------ DATA LINES ------

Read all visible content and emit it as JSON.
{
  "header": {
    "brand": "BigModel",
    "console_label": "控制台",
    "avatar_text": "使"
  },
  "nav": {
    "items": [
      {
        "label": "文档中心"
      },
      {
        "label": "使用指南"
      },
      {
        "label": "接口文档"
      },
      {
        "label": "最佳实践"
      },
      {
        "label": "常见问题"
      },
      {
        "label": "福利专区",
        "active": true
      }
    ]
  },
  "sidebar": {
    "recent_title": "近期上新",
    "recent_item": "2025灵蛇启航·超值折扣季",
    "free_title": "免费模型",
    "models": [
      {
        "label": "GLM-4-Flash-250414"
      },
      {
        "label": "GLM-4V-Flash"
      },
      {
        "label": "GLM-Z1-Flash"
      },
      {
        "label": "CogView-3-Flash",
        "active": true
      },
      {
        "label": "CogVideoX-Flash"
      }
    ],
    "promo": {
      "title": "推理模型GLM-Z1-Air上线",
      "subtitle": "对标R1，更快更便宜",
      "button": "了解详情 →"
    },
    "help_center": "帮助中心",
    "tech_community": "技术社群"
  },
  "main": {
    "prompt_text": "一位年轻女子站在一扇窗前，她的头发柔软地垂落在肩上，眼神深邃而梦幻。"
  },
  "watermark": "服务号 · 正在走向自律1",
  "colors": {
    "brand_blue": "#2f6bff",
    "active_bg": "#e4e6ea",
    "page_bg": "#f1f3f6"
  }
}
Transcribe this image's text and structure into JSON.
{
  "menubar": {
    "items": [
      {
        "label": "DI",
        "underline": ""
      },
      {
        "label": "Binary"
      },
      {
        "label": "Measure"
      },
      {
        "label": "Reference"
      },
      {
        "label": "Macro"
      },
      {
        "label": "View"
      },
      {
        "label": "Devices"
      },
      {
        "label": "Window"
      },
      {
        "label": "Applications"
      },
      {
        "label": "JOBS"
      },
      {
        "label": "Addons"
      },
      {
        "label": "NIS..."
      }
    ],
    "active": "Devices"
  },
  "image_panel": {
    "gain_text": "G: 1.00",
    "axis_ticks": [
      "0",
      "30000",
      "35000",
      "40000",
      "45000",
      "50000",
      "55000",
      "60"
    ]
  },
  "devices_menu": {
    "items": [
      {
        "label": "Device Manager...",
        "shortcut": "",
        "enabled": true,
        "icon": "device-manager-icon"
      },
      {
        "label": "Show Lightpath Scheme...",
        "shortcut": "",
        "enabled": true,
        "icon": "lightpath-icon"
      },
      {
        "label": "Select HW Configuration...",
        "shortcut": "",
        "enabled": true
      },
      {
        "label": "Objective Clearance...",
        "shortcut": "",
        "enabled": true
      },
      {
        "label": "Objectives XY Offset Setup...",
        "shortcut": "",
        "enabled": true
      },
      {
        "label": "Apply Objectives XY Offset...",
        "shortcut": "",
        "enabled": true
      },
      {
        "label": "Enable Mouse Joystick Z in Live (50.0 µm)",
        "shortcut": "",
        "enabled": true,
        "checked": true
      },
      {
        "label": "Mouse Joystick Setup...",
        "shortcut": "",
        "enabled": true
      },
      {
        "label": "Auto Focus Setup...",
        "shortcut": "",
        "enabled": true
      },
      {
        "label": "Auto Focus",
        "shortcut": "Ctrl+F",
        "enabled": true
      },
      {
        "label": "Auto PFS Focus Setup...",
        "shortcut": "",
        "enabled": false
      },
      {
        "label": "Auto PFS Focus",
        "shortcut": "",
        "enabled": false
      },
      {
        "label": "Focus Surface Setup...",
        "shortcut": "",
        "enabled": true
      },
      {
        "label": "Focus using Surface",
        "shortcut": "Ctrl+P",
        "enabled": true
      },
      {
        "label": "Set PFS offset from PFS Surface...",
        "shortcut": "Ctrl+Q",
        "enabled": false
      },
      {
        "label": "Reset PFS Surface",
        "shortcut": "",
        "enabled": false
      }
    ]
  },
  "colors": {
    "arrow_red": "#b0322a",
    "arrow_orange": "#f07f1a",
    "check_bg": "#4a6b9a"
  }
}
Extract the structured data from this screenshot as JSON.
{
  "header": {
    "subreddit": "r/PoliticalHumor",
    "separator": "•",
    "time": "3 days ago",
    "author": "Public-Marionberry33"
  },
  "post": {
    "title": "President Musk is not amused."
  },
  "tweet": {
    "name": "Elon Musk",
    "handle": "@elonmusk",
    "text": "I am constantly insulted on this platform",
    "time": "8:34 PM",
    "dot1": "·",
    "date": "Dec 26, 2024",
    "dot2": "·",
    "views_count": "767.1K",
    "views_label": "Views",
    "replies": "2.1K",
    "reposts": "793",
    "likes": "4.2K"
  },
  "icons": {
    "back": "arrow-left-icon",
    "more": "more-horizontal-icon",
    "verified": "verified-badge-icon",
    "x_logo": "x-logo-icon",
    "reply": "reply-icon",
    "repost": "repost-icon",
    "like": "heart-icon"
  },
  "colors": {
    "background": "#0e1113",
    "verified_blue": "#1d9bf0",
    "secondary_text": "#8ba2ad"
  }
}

------

EXERCISE AIM
Write out every line of the material again, exactly as it reads.

WRITTEN RESPONSE
Read all visible content and emit it as JSON.
{
  "header": {
    "brand": "BigModel",
    "console_label": "控制台",
    "avatar_text": "使"
  },
  "nav": {
    "items": [
      {
        "label": "文档中心"
      },
      {
        "label": "使用指南"
      },
      {
        "label": "接口文档"
      },
      {
        "label": "最佳实践"
      },
      {
        "label": "常见问题"
      },
      {
        "label": "福利专区",
        "active": true
      }
    ]
  },
  "sidebar": {
    "recent_title": "近期上新",
    "recent_item": "2025灵蛇启航·超值折扣季",
    "free_title": "免费模型",
    "models": [
      {
        "label": "GLM-4-Flash-250414"
      },
      {
        "label": "GLM-4V-Flash"
      },
      {
        "label": "GLM-Z1-Flash"
      },
      {
        "label": "CogView-3-Flash",
        "active": true
      },
      {
        "label": "CogVideoX-Flash"
      }
    ],
    "promo": {
      "title": "推理模型GLM-Z1-Air上线",
      "subtitle": "对标R1，更快更便宜",
      "button": "了解详情 →"
    },
    "help_center": "帮助中心",
    "tech_community": "技术社群"
  },
  "main": {
    "prompt_text": "一位年轻女子站在一扇窗前，她的头发柔软地垂落在肩上，眼神深邃而梦幻。"
  },
  "watermark": "服务号 · 正在走向自律1",
  "colors": {
    "brand_blue": "#2f6bff",
    "active_bg": "#e4e6ea",
    "page_bg": "#f1f3f6"
  }
}
Transcribe this image's text and structure into JSON.
{
  "menubar": {
    "items": [
      {
        "label": "DI",
        "underline": ""
      },
      {
        "label": "Binary"
      },
      {
        "label": "Measure"
      },
      {
        "label": "Reference"
      },
      {
        "label": "Macro"
      },
      {
        "label": "View"
      },
      {
        "label": "Devices"
      },
      {
        "label": "Window"
      },
      {
        "label": "Applications"
      },
      {
        "label": "JOBS"
      },
      {
        "label": "Addons"
      },
      {
        "label": "NIS..."
      }
    ],
    "active": "Devices"
  },
  "image_panel": {
    "gain_text": "G: 1.00",
    "axis_ticks": [
      "0",
      "30000",
      "35000",
      "40000",
      "45000",
      "50000",
      "55000",
      "60"
    ]
  },
  "devices_menu": {
    "items": [
      {
        "label": "Device Manager...",
        "shortcut": "",
        "enabled": true,
        "icon": "device-manager-icon"
      },
      {
        "label": "Show Lightpath Scheme...",
        "shortcut": "",
        "enabled": true,
        "icon": "lightpath-icon"
      },
      {
        "label": "Select HW Configuration...",
        "shortcut": "",
        "enabled": true
      },
      {
        "label": "Objective Clearance...",
        "shortcut": "",
        "enabled": true
      },
      {
        "label": "Objectives XY Offset Setup...",
        "shortcut": "",
        "enabled": true
      },
      {
        "label": "Apply Objectives XY Offset...",
        "shortcut": "",
        "enabled": true
      },
      {
        "label": "Enable Mouse Joystick Z in Live (50.0 µm)",
        "shortcut": "",
        "enabled": true,
        "checked": true
      },
      {
        "label": "Mouse Joystick Setup...",
        "shortcut": "",
        "enabled": true
      },
      {
        "label": "Auto Focus Setup...",
        "shortcut": "",
        "enabled": true
      },
      {
        "label": "Auto Focus",
        "shortcut": "Ctrl+F",
        "enabled": true
      },
      {
        "label": "Auto PFS Focus Setup...",
        "shortcut": "",
        "enabled": false
      },
      {
        "label": "Auto PFS Focus",
        "shortcut": "",
        "enabled": false
      },
      {
        "label": "Focus Surface Setup...",
        "shortcut": "",
        "enabled": true
      },
      {
        "label": "Focus using Surface",
        "shortcut": "Ctrl+P",
        "enabled": true
      },
      {
        "label": "Set PFS offset from PFS Surface...",
        "shortcut": "Ctrl+Q",
        "enabled": false
      },
      {
        "label": "Reset PFS Surface",
        "shortcut": "",
        "enabled": false
      }
    ]
  },
  "colors": {
    "arrow_red": "#b0322a",
    "arrow_orange": "#f07f1a",
    "check_bg": "#4a6b9a"
  }
}
Extract the structured data from this screenshot as JSON.
{
  "header": {
    "subreddit": "r/PoliticalHumor",
    "separator": "•",
    "time": "3 days ago",
    "author": "Public-Marionberry33"
  },
  "post": {
    "title": "President Musk is not amused."
  },
  "tweet": {
    "name": "Elon Musk",
    "handle": "@elonmusk",
    "text": "I am constantly insulted on this platform",
    "time": "8:34 PM",
    "dot1": "·",
    "date": "Dec 26, 2024",
    "dot2": "·",
    "views_count": "767.1K",
    "views_label": "Views",
    "replies": "2.1K",
    "reposts": "793",
    "likes": "4.2K"
  },
  "icons": {
    "back": "arrow-left-icon",
    "more": "more-horizontal-icon",
    "verified": "verified-badge-icon",
    "x_logo": "x-logo-icon",
    "reply": "reply-icon",
    "repost": "repost-icon",
    "like": "heart-icon"
  },
  "colors": {
    "background": "#0e1113",
    "verified_blue": "#1d9bf0",
    "secondary_text": "#8ba2ad"
  }
}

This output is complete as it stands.